Find the string "deve" in the listing and report every line that has it.

- Data listing -

○ ○ ○ ○ ○

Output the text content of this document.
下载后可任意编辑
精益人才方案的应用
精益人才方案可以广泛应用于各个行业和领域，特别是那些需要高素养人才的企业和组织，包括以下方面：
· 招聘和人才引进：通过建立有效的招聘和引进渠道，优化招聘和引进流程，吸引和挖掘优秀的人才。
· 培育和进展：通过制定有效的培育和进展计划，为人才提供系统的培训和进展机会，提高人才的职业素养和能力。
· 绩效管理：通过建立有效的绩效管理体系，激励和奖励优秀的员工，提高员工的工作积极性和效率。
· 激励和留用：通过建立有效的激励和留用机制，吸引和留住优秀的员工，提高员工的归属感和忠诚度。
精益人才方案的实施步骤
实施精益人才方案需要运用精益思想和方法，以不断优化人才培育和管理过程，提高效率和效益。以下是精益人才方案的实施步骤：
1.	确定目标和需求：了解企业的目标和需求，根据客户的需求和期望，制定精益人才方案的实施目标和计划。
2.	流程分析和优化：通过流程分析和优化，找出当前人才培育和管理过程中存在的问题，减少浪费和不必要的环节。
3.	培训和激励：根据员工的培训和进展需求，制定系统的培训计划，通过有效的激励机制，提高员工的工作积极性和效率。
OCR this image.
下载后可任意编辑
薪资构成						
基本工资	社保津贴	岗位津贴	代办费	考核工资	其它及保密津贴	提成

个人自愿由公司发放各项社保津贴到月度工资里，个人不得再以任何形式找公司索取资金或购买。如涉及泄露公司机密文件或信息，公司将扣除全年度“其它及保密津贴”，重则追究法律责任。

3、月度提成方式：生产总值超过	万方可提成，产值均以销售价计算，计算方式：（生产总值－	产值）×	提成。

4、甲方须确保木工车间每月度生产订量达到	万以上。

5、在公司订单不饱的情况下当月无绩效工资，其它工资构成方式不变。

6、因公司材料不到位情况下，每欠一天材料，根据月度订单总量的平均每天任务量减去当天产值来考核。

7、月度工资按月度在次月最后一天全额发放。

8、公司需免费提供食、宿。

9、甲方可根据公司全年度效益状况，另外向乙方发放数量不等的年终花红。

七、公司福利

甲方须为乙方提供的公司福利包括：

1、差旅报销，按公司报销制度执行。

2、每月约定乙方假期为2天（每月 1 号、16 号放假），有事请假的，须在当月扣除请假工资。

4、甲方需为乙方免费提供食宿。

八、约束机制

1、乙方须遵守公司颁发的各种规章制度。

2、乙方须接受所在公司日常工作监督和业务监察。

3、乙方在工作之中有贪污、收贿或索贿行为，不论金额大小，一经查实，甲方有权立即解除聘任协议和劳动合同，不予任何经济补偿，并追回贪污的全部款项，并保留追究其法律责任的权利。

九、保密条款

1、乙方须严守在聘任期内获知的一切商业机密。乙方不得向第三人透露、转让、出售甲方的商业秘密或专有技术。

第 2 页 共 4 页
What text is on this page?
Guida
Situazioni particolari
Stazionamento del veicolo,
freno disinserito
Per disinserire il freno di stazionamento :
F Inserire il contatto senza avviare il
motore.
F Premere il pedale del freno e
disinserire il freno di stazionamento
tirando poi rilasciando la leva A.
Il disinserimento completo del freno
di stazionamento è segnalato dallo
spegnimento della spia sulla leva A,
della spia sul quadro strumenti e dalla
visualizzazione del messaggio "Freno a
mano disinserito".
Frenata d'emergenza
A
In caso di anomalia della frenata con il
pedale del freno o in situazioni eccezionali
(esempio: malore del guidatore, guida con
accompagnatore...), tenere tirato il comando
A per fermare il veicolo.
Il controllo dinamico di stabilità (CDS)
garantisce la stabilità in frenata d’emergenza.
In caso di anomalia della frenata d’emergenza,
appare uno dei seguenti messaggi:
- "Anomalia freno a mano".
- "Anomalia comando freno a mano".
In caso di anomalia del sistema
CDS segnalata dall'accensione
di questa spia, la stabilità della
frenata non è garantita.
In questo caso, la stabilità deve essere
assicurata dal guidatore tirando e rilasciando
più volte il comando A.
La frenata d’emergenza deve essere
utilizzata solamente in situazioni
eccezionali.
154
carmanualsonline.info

○ ○ ○ ○ ○

- Solution for this problem -
In questo caso, la stabilità deve essere
La frenata d’emergenza deve essere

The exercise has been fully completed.